Dataset items
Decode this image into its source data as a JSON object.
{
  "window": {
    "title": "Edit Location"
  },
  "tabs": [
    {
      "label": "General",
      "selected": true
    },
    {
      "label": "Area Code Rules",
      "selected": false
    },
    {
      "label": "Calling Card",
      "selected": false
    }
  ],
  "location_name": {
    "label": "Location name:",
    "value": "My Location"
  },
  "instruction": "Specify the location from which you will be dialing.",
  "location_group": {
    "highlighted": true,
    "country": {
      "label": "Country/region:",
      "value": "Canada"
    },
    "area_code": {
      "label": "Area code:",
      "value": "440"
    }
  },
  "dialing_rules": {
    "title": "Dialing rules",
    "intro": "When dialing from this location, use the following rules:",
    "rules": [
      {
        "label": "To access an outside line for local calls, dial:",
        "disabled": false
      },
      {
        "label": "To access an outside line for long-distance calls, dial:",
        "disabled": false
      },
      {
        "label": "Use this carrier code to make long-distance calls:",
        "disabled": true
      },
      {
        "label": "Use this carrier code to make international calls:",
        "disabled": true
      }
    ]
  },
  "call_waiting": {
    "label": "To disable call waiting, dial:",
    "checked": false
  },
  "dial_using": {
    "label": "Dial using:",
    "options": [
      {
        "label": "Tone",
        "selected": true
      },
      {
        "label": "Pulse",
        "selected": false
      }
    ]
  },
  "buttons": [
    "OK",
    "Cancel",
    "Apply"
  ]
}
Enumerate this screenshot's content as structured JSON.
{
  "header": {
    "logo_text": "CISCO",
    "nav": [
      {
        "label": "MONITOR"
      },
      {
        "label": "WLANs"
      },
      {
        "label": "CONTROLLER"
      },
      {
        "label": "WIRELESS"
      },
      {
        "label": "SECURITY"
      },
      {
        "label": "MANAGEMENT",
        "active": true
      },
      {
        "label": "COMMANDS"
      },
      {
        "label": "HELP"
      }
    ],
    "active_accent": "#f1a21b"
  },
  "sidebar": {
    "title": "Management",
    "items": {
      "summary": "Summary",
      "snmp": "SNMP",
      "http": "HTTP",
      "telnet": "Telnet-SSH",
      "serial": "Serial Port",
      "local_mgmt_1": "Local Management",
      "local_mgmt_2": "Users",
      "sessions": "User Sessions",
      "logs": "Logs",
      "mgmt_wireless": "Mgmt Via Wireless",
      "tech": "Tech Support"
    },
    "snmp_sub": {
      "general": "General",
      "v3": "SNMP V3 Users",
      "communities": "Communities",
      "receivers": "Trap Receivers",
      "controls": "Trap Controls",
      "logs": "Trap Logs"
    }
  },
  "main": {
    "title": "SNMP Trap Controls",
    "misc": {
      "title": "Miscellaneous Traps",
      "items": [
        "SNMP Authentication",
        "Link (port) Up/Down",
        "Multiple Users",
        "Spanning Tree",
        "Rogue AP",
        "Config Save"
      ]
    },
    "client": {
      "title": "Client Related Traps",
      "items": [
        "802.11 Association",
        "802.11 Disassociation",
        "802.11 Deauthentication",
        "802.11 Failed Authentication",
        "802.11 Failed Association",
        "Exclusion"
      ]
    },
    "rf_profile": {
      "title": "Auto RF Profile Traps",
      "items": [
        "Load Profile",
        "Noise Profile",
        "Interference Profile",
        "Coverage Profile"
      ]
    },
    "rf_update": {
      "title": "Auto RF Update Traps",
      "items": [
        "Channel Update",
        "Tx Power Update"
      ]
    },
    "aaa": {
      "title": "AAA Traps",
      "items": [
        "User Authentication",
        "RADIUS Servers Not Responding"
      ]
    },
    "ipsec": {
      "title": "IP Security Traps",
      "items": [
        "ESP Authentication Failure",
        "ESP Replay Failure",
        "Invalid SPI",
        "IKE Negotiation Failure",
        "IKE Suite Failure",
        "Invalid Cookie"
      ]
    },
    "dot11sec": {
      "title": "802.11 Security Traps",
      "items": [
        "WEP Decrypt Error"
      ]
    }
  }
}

Goal :: Write every line of the material above again, exactly.

Task answer ::
Decode this image into its source data as a JSON object.
{
  "window": {
    "title": "Edit Location"
  },
  "tabs": [
    {
      "label": "General",
      "selected": true
    },
    {
      "label": "Area Code Rules",
      "selected": false
    },
    {
      "label": "Calling Card",
      "selected": false
    }
  ],
  "location_name": {
    "label": "Location name:",
    "value": "My Location"
  },
  "instruction": "Specify the location from which you will be dialing.",
  "location_group": {
    "highlighted": true,
    "country": {
      "label": "Country/region:",
      "value": "Canada"
    },
    "area_code": {
      "label": "Area code:",
      "value": "440"
    }
  },
  "dialing_rules": {
    "title": "Dialing rules",
    "intro": "When dialing from this location, use the following rules:",
    "rules": [
      {
        "label": "To access an outside line for local calls, dial:",
        "disabled": false
      },
      {
        "label": "To access an outside line for long-distance calls, dial:",
        "disabled": false
      },
      {
        "label": "Use this carrier code to make long-distance calls:",
        "disabled": true
      },
      {
        "label": "Use this carrier code to make international calls:",
        "disabled": true
      }
    ]
  },
  "call_waiting": {
    "label": "To disable call waiting, dial:",
    "checked": false
  },
  "dial_using": {
    "label": "Dial using:",
    "options": [
      {
        "label": "Tone",
        "selected": true
      },
      {
        "label": "Pulse",
        "selected": false
      }
    ]
  },
  "buttons": [
    "OK",
    "Cancel",
    "Apply"
  ]
}
Enumerate this screenshot's content as structured JSON.
{
  "header": {
    "logo_text": "CISCO",
    "nav": [
      {
        "label": "MONITOR"
      },
      {
        "label": "WLANs"
      },
      {
        "label": "CONTROLLER"
      },
      {
        "label": "WIRELESS"
      },
      {
        "label": "SECURITY"
      },
      {
        "label": "MANAGEMENT",
        "active": true
      },
      {
        "label": "COMMANDS"
      },
      {
        "label": "HELP"
      }
    ],
    "active_accent": "#f1a21b"
  },
  "sidebar": {
    "title": "Management",
    "items": {
      "summary": "Summary",
      "snmp": "SNMP",
      "http": "HTTP",
      "telnet": "Telnet-SSH",
      "serial": "Serial Port",
      "local_mgmt_1": "Local Management",
      "local_mgmt_2": "Users",
      "sessions": "User Sessions",
      "logs": "Logs",
      "mgmt_wireless": "Mgmt Via Wireless",
      "tech": "Tech Support"
    },
    "snmp_sub": {
      "general": "General",
      "v3": "SNMP V3 Users",
      "communities": "Communities",
      "receivers": "Trap Receivers",
      "controls": "Trap Controls",
      "logs": "Trap Logs"
    }
  },
  "main": {
    "title": "SNMP Trap Controls",
    "misc": {
      "title": "Miscellaneous Traps",
      "items": [
        "SNMP Authentication",
        "Link (port) Up/Down",
        "Multiple Users",
        "Spanning Tree",
        "Rogue AP",
        "Config Save"
      ]
    },
    "client": {
      "title": "Client Related Traps",
      "items": [
        "802.11 Association",
        "802.11 Disassociation",
        "802.11 Deauthentication",
        "802.11 Failed Authentication",
        "802.11 Failed Association",
        "Exclusion"
      ]
    },
    "rf_profile": {
      "title": "Auto RF Profile Traps",
      "items": [
        "Load Profile",
        "Noise Profile",
        "Interference Profile",
        "Coverage Profile"
      ]
    },
    "rf_update": {
      "title": "Auto RF Update Traps",
      "items": [
        "Channel Update",
        "Tx Power Update"
      ]
    },
    "aaa": {
      "title": "AAA Traps",
      "items": [
        "User Authentication",
        "RADIUS Servers Not Responding"
      ]
    },
    "ipsec": {
      "title": "IP Security Traps",
      "items": [
        "ESP Authentication Failure",
        "ESP Replay Failure",
        "Invalid SPI",
        "IKE Negotiation Failure",
        "IKE Suite Failure",
        "Invalid Cookie"
      ]
    },
    "dot11sec": {
      "title": "802.11 Security Traps",
      "items": [
        "WEP Decrypt Error"
      ]
    }
  }
}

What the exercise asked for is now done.